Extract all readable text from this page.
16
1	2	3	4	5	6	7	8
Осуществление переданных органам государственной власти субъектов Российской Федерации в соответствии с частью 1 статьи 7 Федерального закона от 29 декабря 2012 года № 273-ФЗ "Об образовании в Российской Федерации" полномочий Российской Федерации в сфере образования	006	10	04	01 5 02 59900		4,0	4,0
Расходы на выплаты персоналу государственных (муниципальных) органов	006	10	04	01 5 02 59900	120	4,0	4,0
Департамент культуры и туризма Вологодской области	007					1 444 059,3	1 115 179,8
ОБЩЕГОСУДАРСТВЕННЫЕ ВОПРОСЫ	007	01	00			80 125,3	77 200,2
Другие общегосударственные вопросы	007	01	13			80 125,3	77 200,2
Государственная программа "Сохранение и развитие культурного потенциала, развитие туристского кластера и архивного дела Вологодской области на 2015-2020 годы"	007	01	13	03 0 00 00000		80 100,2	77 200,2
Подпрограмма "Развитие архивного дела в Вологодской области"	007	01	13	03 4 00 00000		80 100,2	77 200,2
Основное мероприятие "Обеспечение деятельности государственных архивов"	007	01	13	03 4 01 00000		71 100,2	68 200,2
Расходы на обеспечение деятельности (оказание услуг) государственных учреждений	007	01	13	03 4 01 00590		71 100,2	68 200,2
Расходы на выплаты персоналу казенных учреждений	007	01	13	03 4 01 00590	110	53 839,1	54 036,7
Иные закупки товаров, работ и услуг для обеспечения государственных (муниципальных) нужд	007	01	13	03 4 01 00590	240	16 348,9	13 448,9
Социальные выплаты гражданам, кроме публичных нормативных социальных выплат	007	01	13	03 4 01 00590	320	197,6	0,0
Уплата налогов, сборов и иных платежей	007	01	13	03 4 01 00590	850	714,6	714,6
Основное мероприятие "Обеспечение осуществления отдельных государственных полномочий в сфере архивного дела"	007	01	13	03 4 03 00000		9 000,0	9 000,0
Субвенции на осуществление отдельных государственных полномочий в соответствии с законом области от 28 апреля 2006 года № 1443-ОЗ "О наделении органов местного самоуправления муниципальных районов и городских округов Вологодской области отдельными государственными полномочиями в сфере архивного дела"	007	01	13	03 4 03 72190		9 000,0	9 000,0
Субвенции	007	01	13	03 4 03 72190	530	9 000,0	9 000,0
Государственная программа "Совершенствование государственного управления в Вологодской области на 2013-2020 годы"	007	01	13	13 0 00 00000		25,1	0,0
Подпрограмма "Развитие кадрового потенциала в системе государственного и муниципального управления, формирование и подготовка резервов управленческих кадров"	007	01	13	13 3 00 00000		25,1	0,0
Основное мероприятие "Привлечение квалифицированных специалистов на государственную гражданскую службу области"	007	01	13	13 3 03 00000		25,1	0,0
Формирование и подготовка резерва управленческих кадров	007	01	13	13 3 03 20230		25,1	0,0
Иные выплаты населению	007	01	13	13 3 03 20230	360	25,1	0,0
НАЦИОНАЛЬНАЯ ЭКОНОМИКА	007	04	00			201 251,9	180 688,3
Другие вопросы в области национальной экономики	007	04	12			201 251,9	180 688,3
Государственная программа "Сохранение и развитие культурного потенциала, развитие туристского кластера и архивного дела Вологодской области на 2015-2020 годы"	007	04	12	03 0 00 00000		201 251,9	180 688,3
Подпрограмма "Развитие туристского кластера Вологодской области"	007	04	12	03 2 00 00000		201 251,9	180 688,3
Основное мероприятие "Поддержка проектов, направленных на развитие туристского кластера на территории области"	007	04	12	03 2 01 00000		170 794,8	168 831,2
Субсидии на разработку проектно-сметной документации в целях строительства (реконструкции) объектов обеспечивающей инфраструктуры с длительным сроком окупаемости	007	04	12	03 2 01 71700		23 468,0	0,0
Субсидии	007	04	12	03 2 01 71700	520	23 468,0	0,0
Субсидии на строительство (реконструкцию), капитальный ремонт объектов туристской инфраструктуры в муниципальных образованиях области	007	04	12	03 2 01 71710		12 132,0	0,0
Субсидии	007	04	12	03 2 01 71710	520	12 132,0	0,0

- _Exercise prompt_: The word "Государственная" appears in how many lines of the data? Answer with only the number.

- _Correct response_: 3